==== Material for the task ====

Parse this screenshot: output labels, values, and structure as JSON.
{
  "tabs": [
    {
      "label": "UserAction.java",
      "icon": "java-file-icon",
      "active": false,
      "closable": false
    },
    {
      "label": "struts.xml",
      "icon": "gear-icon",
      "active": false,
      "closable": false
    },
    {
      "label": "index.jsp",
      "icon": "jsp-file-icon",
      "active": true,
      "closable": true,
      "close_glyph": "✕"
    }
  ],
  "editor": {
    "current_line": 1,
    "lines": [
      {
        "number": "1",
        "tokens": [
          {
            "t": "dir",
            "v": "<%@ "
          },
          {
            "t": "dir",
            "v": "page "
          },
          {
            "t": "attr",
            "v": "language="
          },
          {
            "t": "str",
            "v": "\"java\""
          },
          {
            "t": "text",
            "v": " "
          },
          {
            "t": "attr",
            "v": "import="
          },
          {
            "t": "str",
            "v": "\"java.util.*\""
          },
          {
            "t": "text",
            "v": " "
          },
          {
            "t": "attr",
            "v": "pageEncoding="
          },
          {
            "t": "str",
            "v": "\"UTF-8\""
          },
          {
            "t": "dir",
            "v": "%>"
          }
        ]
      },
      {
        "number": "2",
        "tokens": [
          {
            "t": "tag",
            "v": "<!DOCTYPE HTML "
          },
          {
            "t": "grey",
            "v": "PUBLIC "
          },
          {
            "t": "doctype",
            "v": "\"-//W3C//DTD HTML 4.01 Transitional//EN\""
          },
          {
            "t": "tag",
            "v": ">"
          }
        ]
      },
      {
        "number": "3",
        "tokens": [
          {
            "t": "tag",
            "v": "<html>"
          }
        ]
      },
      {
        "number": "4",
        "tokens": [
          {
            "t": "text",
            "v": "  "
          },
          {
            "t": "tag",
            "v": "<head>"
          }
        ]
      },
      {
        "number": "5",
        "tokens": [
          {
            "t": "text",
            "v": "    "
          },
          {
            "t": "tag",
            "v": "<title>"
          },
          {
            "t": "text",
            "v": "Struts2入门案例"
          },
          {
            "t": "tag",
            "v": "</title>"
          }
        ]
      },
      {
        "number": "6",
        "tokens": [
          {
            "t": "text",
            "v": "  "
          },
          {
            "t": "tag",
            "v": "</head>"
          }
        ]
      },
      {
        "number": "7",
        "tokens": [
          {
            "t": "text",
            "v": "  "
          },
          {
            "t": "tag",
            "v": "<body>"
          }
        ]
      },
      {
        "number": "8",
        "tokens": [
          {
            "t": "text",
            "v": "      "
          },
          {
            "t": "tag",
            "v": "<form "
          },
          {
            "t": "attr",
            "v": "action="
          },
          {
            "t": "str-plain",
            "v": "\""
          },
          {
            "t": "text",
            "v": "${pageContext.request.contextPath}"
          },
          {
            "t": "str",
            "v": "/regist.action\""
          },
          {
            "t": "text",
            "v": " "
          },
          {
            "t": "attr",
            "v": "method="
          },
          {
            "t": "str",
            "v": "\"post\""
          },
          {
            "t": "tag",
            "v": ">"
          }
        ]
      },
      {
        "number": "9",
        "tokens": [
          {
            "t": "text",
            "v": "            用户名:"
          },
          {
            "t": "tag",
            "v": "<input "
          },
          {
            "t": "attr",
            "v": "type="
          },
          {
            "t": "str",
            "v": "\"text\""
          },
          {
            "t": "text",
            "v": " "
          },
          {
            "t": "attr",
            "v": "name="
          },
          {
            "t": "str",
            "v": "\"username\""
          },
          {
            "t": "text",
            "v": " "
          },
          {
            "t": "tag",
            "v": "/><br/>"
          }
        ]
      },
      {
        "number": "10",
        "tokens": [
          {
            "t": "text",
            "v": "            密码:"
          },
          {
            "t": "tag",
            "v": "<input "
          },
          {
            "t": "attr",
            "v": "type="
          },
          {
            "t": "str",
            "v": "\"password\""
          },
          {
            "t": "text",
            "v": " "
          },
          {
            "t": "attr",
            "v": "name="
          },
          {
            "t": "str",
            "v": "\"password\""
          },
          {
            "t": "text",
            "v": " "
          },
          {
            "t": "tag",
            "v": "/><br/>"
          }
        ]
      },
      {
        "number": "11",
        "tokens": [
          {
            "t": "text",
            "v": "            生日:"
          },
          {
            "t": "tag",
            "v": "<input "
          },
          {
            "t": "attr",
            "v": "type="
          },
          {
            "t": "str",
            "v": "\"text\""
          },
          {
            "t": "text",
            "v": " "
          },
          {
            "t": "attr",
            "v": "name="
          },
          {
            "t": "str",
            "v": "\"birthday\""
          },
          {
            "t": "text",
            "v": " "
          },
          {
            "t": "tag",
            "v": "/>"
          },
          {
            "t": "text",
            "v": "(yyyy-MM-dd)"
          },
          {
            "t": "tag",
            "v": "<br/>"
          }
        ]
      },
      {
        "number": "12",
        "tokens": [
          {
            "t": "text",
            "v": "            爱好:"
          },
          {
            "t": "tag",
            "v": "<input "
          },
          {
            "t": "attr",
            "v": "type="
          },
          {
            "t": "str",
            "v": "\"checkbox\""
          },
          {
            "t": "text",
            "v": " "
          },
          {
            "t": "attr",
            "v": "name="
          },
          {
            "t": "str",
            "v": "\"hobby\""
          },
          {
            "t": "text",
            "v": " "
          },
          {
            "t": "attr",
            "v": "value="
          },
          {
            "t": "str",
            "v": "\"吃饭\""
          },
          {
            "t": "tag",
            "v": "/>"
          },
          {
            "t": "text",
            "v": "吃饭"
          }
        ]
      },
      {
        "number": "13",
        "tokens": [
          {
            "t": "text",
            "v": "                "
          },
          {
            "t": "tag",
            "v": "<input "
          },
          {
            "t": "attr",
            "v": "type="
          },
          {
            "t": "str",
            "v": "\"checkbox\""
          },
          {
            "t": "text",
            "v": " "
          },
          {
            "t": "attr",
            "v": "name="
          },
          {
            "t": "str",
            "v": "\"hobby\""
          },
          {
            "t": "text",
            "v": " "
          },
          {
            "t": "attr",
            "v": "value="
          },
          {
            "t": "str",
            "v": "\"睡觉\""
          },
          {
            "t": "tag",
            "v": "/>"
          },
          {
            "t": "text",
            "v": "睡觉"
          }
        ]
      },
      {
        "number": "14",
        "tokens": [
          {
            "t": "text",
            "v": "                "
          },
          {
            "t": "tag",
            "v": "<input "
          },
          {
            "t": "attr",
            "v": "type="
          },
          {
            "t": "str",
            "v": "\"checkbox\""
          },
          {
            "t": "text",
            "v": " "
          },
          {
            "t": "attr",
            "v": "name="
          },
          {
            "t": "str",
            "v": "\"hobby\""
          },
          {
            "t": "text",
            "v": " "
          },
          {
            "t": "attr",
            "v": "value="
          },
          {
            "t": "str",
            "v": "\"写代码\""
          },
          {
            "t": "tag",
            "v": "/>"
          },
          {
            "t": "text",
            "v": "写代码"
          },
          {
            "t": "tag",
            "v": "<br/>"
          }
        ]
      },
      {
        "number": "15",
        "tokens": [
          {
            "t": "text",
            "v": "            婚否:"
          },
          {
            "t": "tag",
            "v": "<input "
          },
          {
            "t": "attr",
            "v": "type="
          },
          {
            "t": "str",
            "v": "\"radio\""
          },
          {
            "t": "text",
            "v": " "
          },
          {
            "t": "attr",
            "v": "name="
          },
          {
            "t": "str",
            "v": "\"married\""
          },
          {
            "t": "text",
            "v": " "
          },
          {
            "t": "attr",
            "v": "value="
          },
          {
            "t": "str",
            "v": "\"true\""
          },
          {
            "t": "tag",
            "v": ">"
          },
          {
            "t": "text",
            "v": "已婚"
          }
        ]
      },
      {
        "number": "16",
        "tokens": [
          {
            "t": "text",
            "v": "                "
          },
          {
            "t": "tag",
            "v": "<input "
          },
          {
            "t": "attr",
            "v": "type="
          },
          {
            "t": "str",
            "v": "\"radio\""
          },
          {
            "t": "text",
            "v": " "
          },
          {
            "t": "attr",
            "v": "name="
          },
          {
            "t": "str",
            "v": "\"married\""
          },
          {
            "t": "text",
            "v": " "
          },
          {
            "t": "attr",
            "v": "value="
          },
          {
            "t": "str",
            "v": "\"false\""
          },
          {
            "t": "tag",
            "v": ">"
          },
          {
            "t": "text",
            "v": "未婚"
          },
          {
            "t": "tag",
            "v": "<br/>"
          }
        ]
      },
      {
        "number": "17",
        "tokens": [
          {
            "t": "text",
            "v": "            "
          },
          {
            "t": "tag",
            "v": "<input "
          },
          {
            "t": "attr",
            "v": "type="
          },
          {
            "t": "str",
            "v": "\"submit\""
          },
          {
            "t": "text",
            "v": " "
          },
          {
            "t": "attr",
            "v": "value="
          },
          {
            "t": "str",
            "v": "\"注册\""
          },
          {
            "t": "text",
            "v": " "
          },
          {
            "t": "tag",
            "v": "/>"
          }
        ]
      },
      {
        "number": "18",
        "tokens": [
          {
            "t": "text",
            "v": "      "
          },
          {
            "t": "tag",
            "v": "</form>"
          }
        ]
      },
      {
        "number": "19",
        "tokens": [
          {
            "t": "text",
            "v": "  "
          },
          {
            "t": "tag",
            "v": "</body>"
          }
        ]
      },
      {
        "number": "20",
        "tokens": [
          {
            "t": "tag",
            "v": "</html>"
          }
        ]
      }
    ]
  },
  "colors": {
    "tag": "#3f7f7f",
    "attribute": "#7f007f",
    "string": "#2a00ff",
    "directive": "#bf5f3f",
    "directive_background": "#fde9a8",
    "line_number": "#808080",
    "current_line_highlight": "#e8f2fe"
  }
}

====

* Written problem
List all lines holding the string "java".

* Exercise response
      "label": "UserAction.java",
      "icon": "java-file-icon",
            "v": "\"java\""
            "v": "\"java.util.*\""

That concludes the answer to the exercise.